*What you should do*
Copy every record word for word.

*Record list*
* * *

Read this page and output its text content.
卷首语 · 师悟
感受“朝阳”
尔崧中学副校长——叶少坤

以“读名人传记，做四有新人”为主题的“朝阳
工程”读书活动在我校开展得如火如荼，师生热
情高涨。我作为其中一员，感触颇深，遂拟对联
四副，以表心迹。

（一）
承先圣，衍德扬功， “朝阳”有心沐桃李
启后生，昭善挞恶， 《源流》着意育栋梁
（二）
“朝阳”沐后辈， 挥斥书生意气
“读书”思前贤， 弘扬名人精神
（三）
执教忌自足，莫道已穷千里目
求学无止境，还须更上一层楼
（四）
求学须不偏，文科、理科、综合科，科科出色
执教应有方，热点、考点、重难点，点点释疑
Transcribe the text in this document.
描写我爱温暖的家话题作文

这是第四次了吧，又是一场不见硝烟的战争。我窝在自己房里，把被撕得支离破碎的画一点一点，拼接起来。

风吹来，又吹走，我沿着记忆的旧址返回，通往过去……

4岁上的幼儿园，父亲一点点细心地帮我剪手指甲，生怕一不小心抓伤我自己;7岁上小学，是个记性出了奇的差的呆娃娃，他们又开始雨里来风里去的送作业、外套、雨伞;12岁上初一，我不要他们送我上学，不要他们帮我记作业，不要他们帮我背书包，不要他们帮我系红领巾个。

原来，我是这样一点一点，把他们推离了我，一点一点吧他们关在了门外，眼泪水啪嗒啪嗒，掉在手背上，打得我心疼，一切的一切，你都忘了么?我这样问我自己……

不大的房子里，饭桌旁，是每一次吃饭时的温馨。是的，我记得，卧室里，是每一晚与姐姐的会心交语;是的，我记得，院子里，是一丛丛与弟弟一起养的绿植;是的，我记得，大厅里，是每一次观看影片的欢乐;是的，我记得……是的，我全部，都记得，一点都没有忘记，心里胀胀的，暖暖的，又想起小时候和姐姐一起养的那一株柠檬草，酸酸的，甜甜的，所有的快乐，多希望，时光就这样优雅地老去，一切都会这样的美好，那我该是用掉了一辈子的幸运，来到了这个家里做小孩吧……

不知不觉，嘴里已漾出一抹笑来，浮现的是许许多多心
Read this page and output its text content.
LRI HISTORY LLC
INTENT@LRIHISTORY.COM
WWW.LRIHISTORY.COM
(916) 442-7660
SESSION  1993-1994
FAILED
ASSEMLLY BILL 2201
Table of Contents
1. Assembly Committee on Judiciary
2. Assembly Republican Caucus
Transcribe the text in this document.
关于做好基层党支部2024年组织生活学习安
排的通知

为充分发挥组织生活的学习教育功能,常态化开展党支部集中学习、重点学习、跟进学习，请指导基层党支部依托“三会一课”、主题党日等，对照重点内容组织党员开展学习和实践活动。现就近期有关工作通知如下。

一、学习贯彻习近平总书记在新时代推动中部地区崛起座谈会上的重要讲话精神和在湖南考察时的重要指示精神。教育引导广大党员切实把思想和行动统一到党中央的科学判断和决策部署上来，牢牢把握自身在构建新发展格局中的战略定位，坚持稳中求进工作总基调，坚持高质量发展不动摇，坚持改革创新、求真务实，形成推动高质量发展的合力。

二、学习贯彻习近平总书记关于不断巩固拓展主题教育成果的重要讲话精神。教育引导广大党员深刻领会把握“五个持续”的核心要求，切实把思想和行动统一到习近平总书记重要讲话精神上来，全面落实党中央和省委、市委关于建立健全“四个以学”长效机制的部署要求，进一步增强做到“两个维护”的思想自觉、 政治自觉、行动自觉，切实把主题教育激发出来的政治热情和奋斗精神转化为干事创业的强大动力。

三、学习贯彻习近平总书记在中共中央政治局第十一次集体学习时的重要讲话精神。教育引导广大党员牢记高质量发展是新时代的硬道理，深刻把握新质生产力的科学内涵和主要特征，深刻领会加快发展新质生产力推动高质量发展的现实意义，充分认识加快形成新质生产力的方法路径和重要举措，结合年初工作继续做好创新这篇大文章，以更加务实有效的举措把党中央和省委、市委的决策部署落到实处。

* * *

*Complete output*
Read this page and output its text content.
卷首语 · 师悟
感受“朝阳”
尔崧中学副校长——叶少坤

以“读名人传记，做四有新人”为主题的“朝阳
工程”读书活动在我校开展得如火如荼，师生热
情高涨。我作为其中一员，感触颇深，遂拟对联
四副，以表心迹。

（一）
承先圣，衍德扬功， “朝阳”有心沐桃李
启后生，昭善挞恶， 《源流》着意育栋梁
（二）
“朝阳”沐后辈， 挥斥书生意气
“读书”思前贤， 弘扬名人精神
（三）
执教忌自足，莫道已穷千里目
求学无止境，还须更上一层楼
（四）
求学须不偏，文科、理科、综合科，科科出色
执教应有方，热点、考点、重难点，点点释疑
Transcribe the text in this document.
描写我爱温暖的家话题作文

这是第四次了吧，又是一场不见硝烟的战争。我窝在自己房里，把被撕得支离破碎的画一点一点，拼接起来。

风吹来，又吹走，我沿着记忆的旧址返回，通往过去……

4岁上的幼儿园，父亲一点点细心地帮我剪手指甲，生怕一不小心抓伤我自己;7岁上小学，是个记性出了奇的差的呆娃娃，他们又开始雨里来风里去的送作业、外套、雨伞;12岁上初一，我不要他们送我上学，不要他们帮我记作业，不要他们帮我背书包，不要他们帮我系红领巾个。

原来，我是这样一点一点，把他们推离了我，一点一点吧他们关在了门外，眼泪水啪嗒啪嗒，掉在手背上，打得我心疼，一切的一切，你都忘了么?我这样问我自己……

不大的房子里，饭桌旁，是每一次吃饭时的温馨。是的，我记得，卧室里，是每一晚与姐姐的会心交语;是的，我记得，院子里，是一丛丛与弟弟一起养的绿植;是的，我记得，大厅里，是每一次观看影片的欢乐;是的，我记得……是的，我全部，都记得，一点都没有忘记，心里胀胀的，暖暖的，又想起小时候和姐姐一起养的那一株柠檬草，酸酸的，甜甜的，所有的快乐，多希望，时光就这样优雅地老去，一切都会这样的美好，那我该是用掉了一辈子的幸运，来到了这个家里做小孩吧……

不知不觉，嘴里已漾出一抹笑来，浮现的是许许多多心
Read this page and output its text content.
LRI HISTORY LLC
INTENT@LRIHISTORY.COM
WWW.LRIHISTORY.COM
(916) 442-7660
SESSION  1993-1994
FAILED
ASSEMLLY BILL 2201
Table of Contents
1. Assembly Committee on Judiciary
2. Assembly Republican Caucus
Transcribe the text in this document.
关于做好基层党支部2024年组织生活学习安
排的通知

为充分发挥组织生活的学习教育功能,常态化开展党支部集中学习、重点学习、跟进学习，请指导基层党支部依托“三会一课”、主题党日等，对照重点内容组织党员开展学习和实践活动。现就近期有关工作通知如下。

一、学习贯彻习近平总书记在新时代推动中部地区崛起座谈会上的重要讲话精神和在湖南考察时的重要指示精神。教育引导广大党员切实把思想和行动统一到党中央的科学判断和决策部署上来，牢牢把握自身在构建新发展格局中的战略定位，坚持稳中求进工作总基调，坚持高质量发展不动摇，坚持改革创新、求真务实，形成推动高质量发展的合力。

二、学习贯彻习近平总书记关于不断巩固拓展主题教育成果的重要讲话精神。教育引导广大党员深刻领会把握“五个持续”的核心要求，切实把思想和行动统一到习近平总书记重要讲话精神上来，全面落实党中央和省委、市委关于建立健全“四个以学”长效机制的部署要求，进一步增强做到“两个维护”的思想自觉、 政治自觉、行动自觉，切实把主题教育激发出来的政治热情和奋斗精神转化为干事创业的强大动力。

三、学习贯彻习近平总书记在中共中央政治局第十一次集体学习时的重要讲话精神。教育引导广大党员牢记高质量发展是新时代的硬道理，深刻把握新质生产力的科学内涵和主要特征，深刻领会加快发展新质生产力推动高质量发展的现实意义，充分认识加快形成新质生产力的方法路径和重要举措，结合年初工作继续做好创新这篇大文章，以更加务实有效的举措把党中央和省委、市委的决策部署落到实处。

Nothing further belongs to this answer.